**TASK BRIEF**
Can you write out every one of the following lines with no changes at all?

**DATASET RECORDS**
• • • • •
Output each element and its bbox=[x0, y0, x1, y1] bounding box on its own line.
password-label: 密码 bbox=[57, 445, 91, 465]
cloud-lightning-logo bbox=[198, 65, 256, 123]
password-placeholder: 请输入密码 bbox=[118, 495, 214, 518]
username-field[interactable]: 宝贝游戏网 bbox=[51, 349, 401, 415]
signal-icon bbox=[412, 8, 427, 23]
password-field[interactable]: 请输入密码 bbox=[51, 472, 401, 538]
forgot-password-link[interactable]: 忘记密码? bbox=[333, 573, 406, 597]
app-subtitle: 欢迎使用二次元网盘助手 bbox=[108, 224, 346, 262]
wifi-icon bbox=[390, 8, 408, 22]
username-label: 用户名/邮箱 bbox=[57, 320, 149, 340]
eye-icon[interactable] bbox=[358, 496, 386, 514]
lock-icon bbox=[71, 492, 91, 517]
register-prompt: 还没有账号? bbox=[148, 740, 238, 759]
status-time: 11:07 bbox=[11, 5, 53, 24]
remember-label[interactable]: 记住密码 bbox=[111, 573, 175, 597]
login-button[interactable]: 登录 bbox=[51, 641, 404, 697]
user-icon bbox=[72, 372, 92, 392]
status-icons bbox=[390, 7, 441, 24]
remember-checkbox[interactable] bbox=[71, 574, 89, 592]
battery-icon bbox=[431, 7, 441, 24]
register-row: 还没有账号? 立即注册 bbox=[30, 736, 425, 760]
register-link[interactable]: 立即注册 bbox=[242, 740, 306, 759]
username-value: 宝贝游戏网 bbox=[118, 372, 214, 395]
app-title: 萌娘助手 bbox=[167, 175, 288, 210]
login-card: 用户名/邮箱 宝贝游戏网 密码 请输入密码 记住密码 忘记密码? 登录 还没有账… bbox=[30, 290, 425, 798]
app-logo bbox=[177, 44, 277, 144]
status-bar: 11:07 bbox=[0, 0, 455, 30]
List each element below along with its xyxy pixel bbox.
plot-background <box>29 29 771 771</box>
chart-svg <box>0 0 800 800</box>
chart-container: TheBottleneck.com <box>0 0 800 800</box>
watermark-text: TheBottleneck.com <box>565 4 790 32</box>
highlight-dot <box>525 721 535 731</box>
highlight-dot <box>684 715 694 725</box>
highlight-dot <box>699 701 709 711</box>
• • • • •
**OUTPUT FOR THIS TASK**
Output each element and its bbox=[x0, y0, x1, y1] bounding box on its own line.
password-label: 密码 bbox=[57, 445, 91, 465]
cloud-lightning-logo bbox=[198, 65, 256, 123]
password-placeholder: 请输入密码 bbox=[118, 495, 214, 518]
username-field[interactable]: 宝贝游戏网 bbox=[51, 349, 401, 415]
signal-icon bbox=[412, 8, 427, 23]
password-field[interactable]: 请输入密码 bbox=[51, 472, 401, 538]
forgot-password-link[interactable]: 忘记密码? bbox=[333, 573, 406, 597]
app-subtitle: 欢迎使用二次元网盘助手 bbox=[108, 224, 346, 262]
wifi-icon bbox=[390, 8, 408, 22]
username-label: 用户名/邮箱 bbox=[57, 320, 149, 340]
eye-icon[interactable] bbox=[358, 496, 386, 514]
lock-icon bbox=[71, 492, 91, 517]
register-prompt: 还没有账号? bbox=[148, 740, 238, 759]
status-time: 11:07 bbox=[11, 5, 53, 24]
remember-label[interactable]: 记住密码 bbox=[111, 573, 175, 597]
login-button[interactable]: 登录 bbox=[51, 641, 404, 697]
user-icon bbox=[72, 372, 92, 392]
status-icons bbox=[390, 7, 441, 24]
remember-checkbox[interactable] bbox=[71, 574, 89, 592]
battery-icon bbox=[431, 7, 441, 24]
register-row: 还没有账号? 立即注册 bbox=[30, 736, 425, 760]
register-link[interactable]: 立即注册 bbox=[242, 740, 306, 759]
username-value: 宝贝游戏网 bbox=[118, 372, 214, 395]
app-title: 萌娘助手 bbox=[167, 175, 288, 210]
login-card: 用户名/邮箱 宝贝游戏网 密码 请输入密码 记住密码 忘记密码? 登录 还没有账… bbox=[30, 290, 425, 798]
app-logo bbox=[177, 44, 277, 144]
status-bar: 11:07 bbox=[0, 0, 455, 30]
List each element below along with its xyxy pixel bbox.
plot-background <box>29 29 771 771</box>
chart-svg <box>0 0 800 800</box>
chart-container: TheBottleneck.com <box>0 0 800 800</box>
watermark-text: TheBottleneck.com <box>565 4 790 32</box>
highlight-dot <box>525 721 535 731</box>
highlight-dot <box>684 715 694 725</box>
highlight-dot <box>699 701 709 711</box>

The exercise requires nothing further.